RECORD EXCERPTS =>

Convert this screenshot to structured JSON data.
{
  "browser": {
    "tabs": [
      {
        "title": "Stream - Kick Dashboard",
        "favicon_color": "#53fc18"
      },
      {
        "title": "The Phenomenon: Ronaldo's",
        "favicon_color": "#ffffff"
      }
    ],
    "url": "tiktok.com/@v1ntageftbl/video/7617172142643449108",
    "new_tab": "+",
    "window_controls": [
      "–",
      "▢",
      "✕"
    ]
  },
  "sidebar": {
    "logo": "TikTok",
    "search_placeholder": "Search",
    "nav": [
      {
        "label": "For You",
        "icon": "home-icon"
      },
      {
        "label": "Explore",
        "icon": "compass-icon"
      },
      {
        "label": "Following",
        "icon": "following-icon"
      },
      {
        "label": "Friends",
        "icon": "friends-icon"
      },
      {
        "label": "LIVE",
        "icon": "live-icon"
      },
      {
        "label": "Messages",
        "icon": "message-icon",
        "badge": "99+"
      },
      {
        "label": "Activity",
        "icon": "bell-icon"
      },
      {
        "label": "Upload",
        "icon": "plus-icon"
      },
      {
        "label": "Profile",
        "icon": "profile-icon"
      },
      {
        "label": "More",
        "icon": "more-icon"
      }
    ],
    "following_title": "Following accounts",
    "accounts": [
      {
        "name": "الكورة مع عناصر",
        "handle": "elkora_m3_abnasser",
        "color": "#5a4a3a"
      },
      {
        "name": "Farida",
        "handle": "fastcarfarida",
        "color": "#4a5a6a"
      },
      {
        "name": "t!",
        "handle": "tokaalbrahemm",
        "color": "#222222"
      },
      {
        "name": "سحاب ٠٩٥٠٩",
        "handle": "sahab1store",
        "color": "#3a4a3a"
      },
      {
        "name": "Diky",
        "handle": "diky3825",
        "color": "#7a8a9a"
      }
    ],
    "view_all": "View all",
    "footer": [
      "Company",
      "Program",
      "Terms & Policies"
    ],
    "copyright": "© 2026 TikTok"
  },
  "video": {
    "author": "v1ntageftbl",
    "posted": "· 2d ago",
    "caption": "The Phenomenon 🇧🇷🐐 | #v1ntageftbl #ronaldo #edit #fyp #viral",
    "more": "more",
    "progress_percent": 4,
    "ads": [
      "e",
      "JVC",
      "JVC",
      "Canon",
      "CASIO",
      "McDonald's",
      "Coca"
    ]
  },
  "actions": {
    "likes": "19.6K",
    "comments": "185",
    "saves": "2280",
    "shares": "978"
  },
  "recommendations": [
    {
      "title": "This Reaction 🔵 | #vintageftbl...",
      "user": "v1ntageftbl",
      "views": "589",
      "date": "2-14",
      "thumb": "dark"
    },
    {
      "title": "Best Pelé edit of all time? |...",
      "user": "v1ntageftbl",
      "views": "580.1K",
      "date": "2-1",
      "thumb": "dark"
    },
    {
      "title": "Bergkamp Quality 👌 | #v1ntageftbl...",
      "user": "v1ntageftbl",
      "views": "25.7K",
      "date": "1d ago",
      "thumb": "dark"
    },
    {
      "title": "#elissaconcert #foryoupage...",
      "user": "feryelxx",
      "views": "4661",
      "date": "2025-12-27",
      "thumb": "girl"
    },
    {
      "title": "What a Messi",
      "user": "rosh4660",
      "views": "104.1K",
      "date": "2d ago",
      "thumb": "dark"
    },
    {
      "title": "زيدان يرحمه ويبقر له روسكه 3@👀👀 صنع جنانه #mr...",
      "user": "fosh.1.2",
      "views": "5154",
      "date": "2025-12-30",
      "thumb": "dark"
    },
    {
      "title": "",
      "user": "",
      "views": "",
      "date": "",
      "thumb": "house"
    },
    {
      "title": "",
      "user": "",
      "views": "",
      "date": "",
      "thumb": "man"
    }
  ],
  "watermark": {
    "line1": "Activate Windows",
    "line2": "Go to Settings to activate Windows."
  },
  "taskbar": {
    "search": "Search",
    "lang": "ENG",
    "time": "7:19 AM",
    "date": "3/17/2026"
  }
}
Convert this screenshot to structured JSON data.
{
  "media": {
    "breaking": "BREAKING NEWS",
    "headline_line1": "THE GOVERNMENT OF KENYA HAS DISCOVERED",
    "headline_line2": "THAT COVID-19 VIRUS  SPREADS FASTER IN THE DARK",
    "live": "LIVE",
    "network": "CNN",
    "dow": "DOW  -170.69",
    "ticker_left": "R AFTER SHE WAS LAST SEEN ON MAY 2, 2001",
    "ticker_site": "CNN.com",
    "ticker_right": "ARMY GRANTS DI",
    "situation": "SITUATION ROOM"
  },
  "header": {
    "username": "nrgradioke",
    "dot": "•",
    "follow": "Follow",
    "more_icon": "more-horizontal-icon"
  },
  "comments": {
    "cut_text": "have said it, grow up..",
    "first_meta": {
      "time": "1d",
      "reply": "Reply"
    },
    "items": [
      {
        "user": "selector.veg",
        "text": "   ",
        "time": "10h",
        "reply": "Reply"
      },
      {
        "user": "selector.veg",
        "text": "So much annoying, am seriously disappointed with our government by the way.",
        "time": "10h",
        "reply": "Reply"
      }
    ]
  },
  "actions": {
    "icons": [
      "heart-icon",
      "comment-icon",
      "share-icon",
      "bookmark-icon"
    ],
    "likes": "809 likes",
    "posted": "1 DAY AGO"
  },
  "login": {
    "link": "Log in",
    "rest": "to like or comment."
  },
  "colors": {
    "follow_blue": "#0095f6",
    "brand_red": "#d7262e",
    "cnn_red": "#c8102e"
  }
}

WHAT THE TASK REQUIRES => Transcribe the records above exactly.

RESPONSE TO THIS TASK =>
Convert this screenshot to structured JSON data.
{
  "browser": {
    "tabs": [
      {
        "title": "Stream - Kick Dashboard",
        "favicon_color": "#53fc18"
      },
      {
        "title": "The Phenomenon: Ronaldo's",
        "favicon_color": "#ffffff"
      }
    ],
    "url": "tiktok.com/@v1ntageftbl/video/7617172142643449108",
    "new_tab": "+",
    "window_controls": [
      "–",
      "▢",
      "✕"
    ]
  },
  "sidebar": {
    "logo": "TikTok",
    "search_placeholder": "Search",
    "nav": [
      {
        "label": "For You",
        "icon": "home-icon"
      },
      {
        "label": "Explore",
        "icon": "compass-icon"
      },
      {
        "label": "Following",
        "icon": "following-icon"
      },
      {
        "label": "Friends",
        "icon": "friends-icon"
      },
      {
        "label": "LIVE",
        "icon": "live-icon"
      },
      {
        "label": "Messages",
        "icon": "message-icon",
        "badge": "99+"
      },
      {
        "label": "Activity",
        "icon": "bell-icon"
      },
      {
        "label": "Upload",
        "icon": "plus-icon"
      },
      {
        "label": "Profile",
        "icon": "profile-icon"
      },
      {
        "label": "More",
        "icon": "more-icon"
      }
    ],
    "following_title": "Following accounts",
    "accounts": [
      {
        "name": "الكورة مع عناصر",
        "handle": "elkora_m3_abnasser",
        "color": "#5a4a3a"
      },
      {
        "name": "Farida",
        "handle": "fastcarfarida",
        "color": "#4a5a6a"
      },
      {
        "name": "t!",
        "handle": "tokaalbrahemm",
        "color": "#222222"
      },
      {
        "name": "سحاب ٠٩٥٠٩",
        "handle": "sahab1store",
        "color": "#3a4a3a"
      },
      {
        "name": "Diky",
        "handle": "diky3825",
        "color": "#7a8a9a"
      }
    ],
    "view_all": "View all",
    "footer": [
      "Company",
      "Program",
      "Terms & Policies"
    ],
    "copyright": "© 2026 TikTok"
  },
  "video": {
    "author": "v1ntageftbl",
    "posted": "· 2d ago",
    "caption": "The Phenomenon 🇧🇷🐐 | #v1ntageftbl #ronaldo #edit #fyp #viral",
    "more": "more",
    "progress_percent": 4,
    "ads": [
      "e",
      "JVC",
      "JVC",
      "Canon",
      "CASIO",
      "McDonald's",
      "Coca"
    ]
  },
  "actions": {
    "likes": "19.6K",
    "comments": "185",
    "saves": "2280",
    "shares": "978"
  },
  "recommendations": [
    {
      "title": "This Reaction 🔵 | #vintageftbl...",
      "user": "v1ntageftbl",
      "views": "589",
      "date": "2-14",
      "thumb": "dark"
    },
    {
      "title": "Best Pelé edit of all time? |...",
      "user": "v1ntageftbl",
      "views": "580.1K",
      "date": "2-1",
      "thumb": "dark"
    },
    {
      "title": "Bergkamp Quality 👌 | #v1ntageftbl...",
      "user": "v1ntageftbl",
      "views": "25.7K",
      "date": "1d ago",
      "thumb": "dark"
    },
    {
      "title": "#elissaconcert #foryoupage...",
      "user": "feryelxx",
      "views": "4661",
      "date": "2025-12-27",
      "thumb": "girl"
    },
    {
      "title": "What a Messi",
      "user": "rosh4660",
      "views": "104.1K",
      "date": "2d ago",
      "thumb": "dark"
    },
    {
      "title": "زيدان يرحمه ويبقر له روسكه 3@👀👀 صنع جنانه #mr...",
      "user": "fosh.1.2",
      "views": "5154",
      "date": "2025-12-30",
      "thumb": "dark"
    },
    {
      "title": "",
      "user": "",
      "views": "",
      "date": "",
      "thumb": "house"
    },
    {
      "title": "",
      "user": "",
      "views": "",
      "date": "",
      "thumb": "man"
    }
  ],
  "watermark": {
    "line1": "Activate Windows",
    "line2": "Go to Settings to activate Windows."
  },
  "taskbar": {
    "search": "Search",
    "lang": "ENG",
    "time": "7:19 AM",
    "date": "3/17/2026"
  }
}
Convert this screenshot to structured JSON data.
{
  "media": {
    "breaking": "BREAKING NEWS",
    "headline_line1": "THE GOVERNMENT OF KENYA HAS DISCOVERED",
    "headline_line2": "THAT COVID-19 VIRUS  SPREADS FASTER IN THE DARK",
    "live": "LIVE",
    "network": "CNN",
    "dow": "DOW  -170.69",
    "ticker_left": "R AFTER SHE WAS LAST SEEN ON MAY 2, 2001",
    "ticker_site": "CNN.com",
    "ticker_right": "ARMY GRANTS DI",
    "situation": "SITUATION ROOM"
  },
  "header": {
    "username": "nrgradioke",
    "dot": "•",
    "follow": "Follow",
    "more_icon": "more-horizontal-icon"
  },
  "comments": {
    "cut_text": "have said it, grow up..",
    "first_meta": {
      "time": "1d",
      "reply": "Reply"
    },
    "items": [
      {
        "user": "selector.veg",
        "text": "   ",
        "time": "10h",
        "reply": "Reply"
      },
      {
        "user": "selector.veg",
        "text": "So much annoying, am seriously disappointed with our government by the way.",
        "time": "10h",
        "reply": "Reply"
      }
    ]
  },
  "actions": {
    "icons": [
      "heart-icon",
      "comment-icon",
      "share-icon",
      "bookmark-icon"
    ],
    "likes": "809 likes",
    "posted": "1 DAY AGO"
  },
  "login": {
    "link": "Log in",
    "rest": "to like or comment."
  },
  "colors": {
    "follow_blue": "#0095f6",
    "brand_red": "#d7262e",
    "cnn_red": "#c8102e"
  }
}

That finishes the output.